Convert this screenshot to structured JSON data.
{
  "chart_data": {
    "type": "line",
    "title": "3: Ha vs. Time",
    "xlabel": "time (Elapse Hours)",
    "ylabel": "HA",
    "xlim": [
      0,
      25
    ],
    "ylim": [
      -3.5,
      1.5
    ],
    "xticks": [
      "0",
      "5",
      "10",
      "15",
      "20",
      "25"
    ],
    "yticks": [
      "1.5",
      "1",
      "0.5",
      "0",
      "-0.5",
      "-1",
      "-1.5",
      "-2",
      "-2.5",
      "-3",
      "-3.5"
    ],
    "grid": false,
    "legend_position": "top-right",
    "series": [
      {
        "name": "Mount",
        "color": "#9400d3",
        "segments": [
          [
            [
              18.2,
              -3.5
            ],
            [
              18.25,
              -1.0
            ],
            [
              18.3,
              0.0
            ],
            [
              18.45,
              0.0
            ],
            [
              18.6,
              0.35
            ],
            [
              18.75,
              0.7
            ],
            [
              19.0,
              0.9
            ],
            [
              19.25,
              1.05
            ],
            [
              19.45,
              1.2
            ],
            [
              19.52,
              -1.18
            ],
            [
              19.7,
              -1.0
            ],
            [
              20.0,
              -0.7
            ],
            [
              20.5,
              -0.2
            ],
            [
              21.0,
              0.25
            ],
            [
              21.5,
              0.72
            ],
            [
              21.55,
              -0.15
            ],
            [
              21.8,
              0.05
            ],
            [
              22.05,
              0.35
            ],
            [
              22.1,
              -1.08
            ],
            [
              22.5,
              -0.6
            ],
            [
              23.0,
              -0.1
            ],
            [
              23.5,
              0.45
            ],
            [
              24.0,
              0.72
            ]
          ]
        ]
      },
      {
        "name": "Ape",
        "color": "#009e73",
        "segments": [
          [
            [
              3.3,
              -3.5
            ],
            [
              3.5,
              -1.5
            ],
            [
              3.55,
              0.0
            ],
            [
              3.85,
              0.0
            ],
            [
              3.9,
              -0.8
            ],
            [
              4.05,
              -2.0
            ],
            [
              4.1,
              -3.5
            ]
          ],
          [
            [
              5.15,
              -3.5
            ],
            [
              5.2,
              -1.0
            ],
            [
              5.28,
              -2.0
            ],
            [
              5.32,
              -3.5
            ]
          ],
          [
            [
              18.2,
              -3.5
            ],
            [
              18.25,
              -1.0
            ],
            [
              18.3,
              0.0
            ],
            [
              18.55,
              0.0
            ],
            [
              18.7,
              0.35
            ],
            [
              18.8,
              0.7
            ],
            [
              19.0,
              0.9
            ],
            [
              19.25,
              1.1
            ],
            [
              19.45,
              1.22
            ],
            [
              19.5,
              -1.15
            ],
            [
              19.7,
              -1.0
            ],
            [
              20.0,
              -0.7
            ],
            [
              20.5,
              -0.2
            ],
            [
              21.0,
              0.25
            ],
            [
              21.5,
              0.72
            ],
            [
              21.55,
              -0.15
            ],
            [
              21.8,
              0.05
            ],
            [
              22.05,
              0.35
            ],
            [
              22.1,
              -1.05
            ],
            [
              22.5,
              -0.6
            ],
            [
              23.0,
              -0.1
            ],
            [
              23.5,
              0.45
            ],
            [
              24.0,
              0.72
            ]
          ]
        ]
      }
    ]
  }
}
⁂
**Exercise aim**: Reproduce all the records precisely.

**Answer to the task**:
Convert this screenshot to structured JSON data.
{
  "chart_data": {
    "type": "line",
    "title": "3: Ha vs. Time",
    "xlabel": "time (Elapse Hours)",
    "ylabel": "HA",
    "xlim": [
      0,
      25
    ],
    "ylim": [
      -3.5,
      1.5
    ],
    "xticks": [
      "0",
      "5",
      "10",
      "15",
      "20",
      "25"
    ],
    "yticks": [
      "1.5",
      "1",
      "0.5",
      "0",
      "-0.5",
      "-1",
      "-1.5",
      "-2",
      "-2.5",
      "-3",
      "-3.5"
    ],
    "grid": false,
    "legend_position": "top-right",
    "series": [
      {
        "name": "Mount",
        "color": "#9400d3",
        "segments": [
          [
            [
              18.2,
              -3.5
            ],
            [
              18.25,
              -1.0
            ],
            [
              18.3,
              0.0
            ],
            [
              18.45,
              0.0
            ],
            [
              18.6,
              0.35
            ],
            [
              18.75,
              0.7
            ],
            [
              19.0,
              0.9
            ],
            [
              19.25,
              1.05
            ],
            [
              19.45,
              1.2
            ],
            [
              19.52,
              -1.18
            ],
            [
              19.7,
              -1.0
            ],
            [
              20.0,
              -0.7
            ],
            [
              20.5,
              -0.2
            ],
            [
              21.0,
              0.25
            ],
            [
              21.5,
              0.72
            ],
            [
              21.55,
              -0.15
            ],
            [
              21.8,
              0.05
            ],
            [
              22.05,
              0.35
            ],
            [
              22.1,
              -1.08
            ],
            [
              22.5,
              -0.6
            ],
            [
              23.0,
              -0.1
            ],
            [
              23.5,
              0.45
            ],
            [
              24.0,
              0.72
            ]
          ]
        ]
      },
      {
        "name": "Ape",
        "color": "#009e73",
        "segments": [
          [
            [
              3.3,
              -3.5
            ],
            [
              3.5,
              -1.5
            ],
            [
              3.55,
              0.0
            ],
            [
              3.85,
              0.0
            ],
            [
              3.9,
              -0.8
            ],
            [
              4.05,
              -2.0
            ],
            [
              4.1,
              -3.5
            ]
          ],
          [
            [
              5.15,
              -3.5
            ],
            [
              5.2,
              -1.0
            ],
            [
              5.28,
              -2.0
            ],
            [
              5.32,
              -3.5
            ]
          ],
          [
            [
              18.2,
              -3.5
            ],
            [
              18.25,
              -1.0
            ],
            [
              18.3,
              0.0
            ],
            [
              18.55,
              0.0
            ],
            [
              18.7,
              0.35
            ],
            [
              18.8,
              0.7
            ],
            [
              19.0,
              0.9
            ],
            [
              19.25,
              1.1
            ],
            [
              19.45,
              1.22
            ],
            [
              19.5,
              -1.15
            ],
            [
              19.7,
              -1.0
            ],
            [
              20.0,
              -0.7
            ],
            [
              20.5,
              -0.2
            ],
            [
              21.0,
              0.25
            ],
            [
              21.5,
              0.72
            ],
            [
              21.55,
              -0.15
            ],
            [
              21.8,
              0.05
            ],
            [
              22.05,
              0.35
            ],
            [
              22.1,
              -1.05
            ],
            [
              22.5,
              -0.6
            ],
            [
              23.0,
              -0.1
            ],
            [
              23.5,
              0.45
            ],
            [
              24.0,
              0.72
            ]
          ]
        ]
      }
    ]
  }
}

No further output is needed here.